Objective>
Gather the lines that hold the string "sales".

Record extracts>

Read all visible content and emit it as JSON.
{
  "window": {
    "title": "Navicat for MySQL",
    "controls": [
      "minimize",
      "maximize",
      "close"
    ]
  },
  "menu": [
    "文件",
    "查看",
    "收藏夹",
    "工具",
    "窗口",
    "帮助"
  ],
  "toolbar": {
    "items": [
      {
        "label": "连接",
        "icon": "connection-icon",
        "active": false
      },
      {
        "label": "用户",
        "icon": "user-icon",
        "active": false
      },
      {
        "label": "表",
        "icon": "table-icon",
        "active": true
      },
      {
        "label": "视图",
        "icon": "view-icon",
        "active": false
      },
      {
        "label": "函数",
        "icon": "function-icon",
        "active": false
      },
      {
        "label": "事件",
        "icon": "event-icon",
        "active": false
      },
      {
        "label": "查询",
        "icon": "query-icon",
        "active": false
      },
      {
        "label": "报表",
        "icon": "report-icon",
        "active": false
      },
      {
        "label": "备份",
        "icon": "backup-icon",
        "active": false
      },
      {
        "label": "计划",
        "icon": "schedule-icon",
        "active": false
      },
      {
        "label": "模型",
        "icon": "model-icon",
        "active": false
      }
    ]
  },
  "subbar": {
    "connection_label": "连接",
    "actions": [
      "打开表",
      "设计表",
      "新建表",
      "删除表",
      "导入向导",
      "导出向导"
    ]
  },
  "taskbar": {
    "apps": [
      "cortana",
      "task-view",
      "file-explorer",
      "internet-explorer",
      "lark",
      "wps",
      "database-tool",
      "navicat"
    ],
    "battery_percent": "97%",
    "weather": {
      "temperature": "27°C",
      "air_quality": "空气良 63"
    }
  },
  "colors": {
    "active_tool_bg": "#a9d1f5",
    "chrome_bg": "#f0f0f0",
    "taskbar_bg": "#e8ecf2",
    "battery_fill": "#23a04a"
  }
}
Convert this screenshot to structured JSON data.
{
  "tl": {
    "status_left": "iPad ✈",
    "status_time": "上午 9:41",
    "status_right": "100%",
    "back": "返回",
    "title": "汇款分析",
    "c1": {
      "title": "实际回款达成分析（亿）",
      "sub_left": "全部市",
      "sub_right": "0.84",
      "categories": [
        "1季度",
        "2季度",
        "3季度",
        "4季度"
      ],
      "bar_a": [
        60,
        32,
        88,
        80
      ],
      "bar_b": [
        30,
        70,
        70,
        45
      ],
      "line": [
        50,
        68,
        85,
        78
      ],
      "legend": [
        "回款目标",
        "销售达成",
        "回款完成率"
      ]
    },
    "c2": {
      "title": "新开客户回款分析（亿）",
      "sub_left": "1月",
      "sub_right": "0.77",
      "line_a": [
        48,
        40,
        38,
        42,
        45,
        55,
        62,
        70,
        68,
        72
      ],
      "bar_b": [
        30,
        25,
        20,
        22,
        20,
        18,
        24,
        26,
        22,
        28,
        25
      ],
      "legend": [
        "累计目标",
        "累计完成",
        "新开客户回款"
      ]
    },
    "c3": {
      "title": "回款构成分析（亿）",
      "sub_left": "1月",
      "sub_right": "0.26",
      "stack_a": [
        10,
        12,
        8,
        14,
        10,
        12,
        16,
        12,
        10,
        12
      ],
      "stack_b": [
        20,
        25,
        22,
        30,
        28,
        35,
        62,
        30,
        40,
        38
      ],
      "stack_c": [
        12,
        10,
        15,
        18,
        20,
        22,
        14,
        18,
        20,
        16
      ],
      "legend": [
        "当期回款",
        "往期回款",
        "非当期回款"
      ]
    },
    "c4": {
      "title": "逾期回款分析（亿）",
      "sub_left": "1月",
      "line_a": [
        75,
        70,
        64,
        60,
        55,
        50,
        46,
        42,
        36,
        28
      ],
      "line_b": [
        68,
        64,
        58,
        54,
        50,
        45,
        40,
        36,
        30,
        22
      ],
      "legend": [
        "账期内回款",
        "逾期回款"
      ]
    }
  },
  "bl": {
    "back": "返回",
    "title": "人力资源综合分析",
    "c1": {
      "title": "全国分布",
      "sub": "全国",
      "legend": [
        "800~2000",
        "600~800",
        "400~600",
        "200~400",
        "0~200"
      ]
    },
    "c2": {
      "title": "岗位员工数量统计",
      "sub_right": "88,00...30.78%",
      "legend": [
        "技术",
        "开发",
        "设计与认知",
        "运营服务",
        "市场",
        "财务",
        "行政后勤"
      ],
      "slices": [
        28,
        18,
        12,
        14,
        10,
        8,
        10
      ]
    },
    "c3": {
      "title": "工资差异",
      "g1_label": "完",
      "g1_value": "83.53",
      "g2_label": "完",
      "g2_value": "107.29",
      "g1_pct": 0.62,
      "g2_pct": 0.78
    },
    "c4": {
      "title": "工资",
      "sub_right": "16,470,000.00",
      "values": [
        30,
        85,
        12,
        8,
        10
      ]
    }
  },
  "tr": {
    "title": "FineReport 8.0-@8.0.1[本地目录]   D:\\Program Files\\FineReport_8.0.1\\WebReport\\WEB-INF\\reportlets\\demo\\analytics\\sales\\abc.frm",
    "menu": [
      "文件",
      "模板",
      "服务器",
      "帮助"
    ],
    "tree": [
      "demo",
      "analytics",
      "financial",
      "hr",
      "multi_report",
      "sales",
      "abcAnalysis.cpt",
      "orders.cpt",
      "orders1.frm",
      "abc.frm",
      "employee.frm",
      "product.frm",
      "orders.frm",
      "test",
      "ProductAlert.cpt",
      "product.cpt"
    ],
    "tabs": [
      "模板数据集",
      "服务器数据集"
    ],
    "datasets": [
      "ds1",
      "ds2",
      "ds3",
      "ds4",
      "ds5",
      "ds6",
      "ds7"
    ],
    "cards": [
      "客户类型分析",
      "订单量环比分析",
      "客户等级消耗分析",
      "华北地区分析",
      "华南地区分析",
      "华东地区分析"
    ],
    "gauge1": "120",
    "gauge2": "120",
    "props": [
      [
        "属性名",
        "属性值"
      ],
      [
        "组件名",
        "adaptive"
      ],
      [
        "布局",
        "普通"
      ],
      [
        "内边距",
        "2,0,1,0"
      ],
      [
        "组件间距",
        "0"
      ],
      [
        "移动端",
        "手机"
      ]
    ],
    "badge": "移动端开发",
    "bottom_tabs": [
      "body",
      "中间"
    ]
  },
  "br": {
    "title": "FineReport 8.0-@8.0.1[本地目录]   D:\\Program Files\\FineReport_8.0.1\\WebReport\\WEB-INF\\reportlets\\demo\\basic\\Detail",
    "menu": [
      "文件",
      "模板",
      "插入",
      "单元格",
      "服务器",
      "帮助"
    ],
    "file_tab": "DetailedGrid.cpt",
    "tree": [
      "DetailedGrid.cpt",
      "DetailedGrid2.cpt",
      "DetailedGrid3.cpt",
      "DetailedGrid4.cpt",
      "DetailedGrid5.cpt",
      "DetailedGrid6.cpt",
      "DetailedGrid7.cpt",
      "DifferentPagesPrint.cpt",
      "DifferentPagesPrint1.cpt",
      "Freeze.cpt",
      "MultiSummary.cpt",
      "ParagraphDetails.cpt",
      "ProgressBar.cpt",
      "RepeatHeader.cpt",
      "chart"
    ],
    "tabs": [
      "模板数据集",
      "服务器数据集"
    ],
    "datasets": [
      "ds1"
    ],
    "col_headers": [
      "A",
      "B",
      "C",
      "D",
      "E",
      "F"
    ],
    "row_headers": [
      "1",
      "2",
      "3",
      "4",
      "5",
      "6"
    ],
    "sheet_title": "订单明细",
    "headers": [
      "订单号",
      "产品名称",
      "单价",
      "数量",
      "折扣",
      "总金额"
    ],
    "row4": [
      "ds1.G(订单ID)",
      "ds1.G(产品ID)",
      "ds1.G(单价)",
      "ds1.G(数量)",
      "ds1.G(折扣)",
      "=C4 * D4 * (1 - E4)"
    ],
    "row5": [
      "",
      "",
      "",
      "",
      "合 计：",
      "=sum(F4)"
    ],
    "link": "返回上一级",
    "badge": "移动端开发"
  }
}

Output of the task>
    "title": "FineReport 8.0-@8.0.1[本地目录]   D:\\Program Files\\FineReport_8.0.1\\WebReport\\WEB-INF\\reportlets\\demo\\analytics\\sales\\abc.frm",
      "sales",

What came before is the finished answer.